§ **TASK GOAL**
Pictures aside, repeat every entry exactly.

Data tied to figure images
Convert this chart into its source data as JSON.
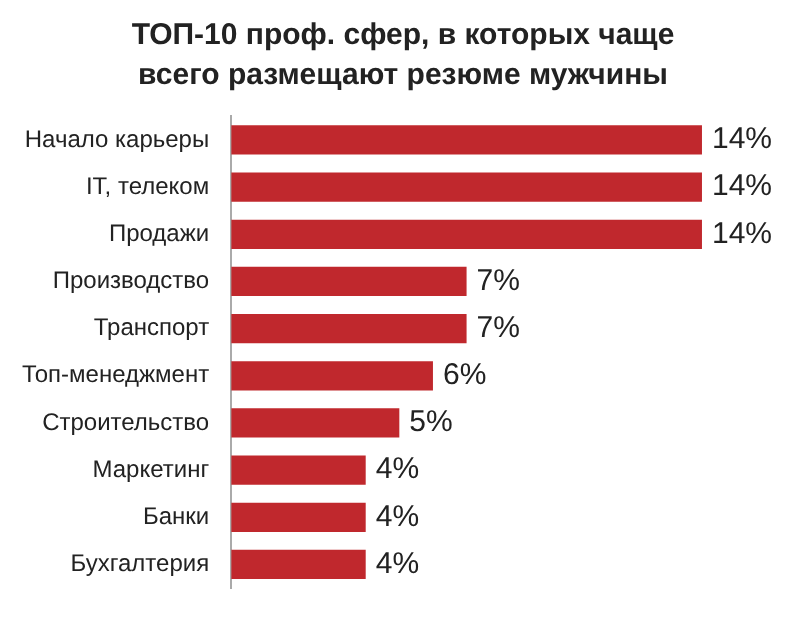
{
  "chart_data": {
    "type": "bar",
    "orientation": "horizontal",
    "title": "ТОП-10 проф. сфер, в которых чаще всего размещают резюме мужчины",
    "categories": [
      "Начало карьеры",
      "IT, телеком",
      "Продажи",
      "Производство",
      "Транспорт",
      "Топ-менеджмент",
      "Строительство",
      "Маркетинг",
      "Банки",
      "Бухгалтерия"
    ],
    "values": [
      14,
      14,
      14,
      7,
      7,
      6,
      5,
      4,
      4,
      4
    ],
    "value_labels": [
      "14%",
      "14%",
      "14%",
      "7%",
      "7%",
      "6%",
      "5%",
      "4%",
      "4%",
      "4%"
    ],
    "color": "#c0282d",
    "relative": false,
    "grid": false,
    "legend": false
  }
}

§ **CORRECT RESPONSE**
Convert this chart into its source data as JSON.
{
  "chart_data": {
    "type": "bar",
    "orientation": "horizontal",
    "title": "ТОП-10 проф. сфер, в которых чаще всего размещают резюме мужчины",
    "categories": [
      "Начало карьеры",
      "IT, телеком",
      "Продажи",
      "Производство",
      "Транспорт",
      "Топ-менеджмент",
      "Строительство",
      "Маркетинг",
      "Банки",
      "Бухгалтерия"
    ],
    "values": [
      14,
      14,
      14,
      7,
      7,
      6,
      5,
      4,
      4,
      4
    ],
    "value_labels": [
      "14%",
      "14%",
      "14%",
      "7%",
      "7%",
      "6%",
      "5%",
      "4%",
      "4%",
      "4%"
    ],
    "color": "#c0282d",
    "relative": false,
    "grid": false,
    "legend": false
  }
}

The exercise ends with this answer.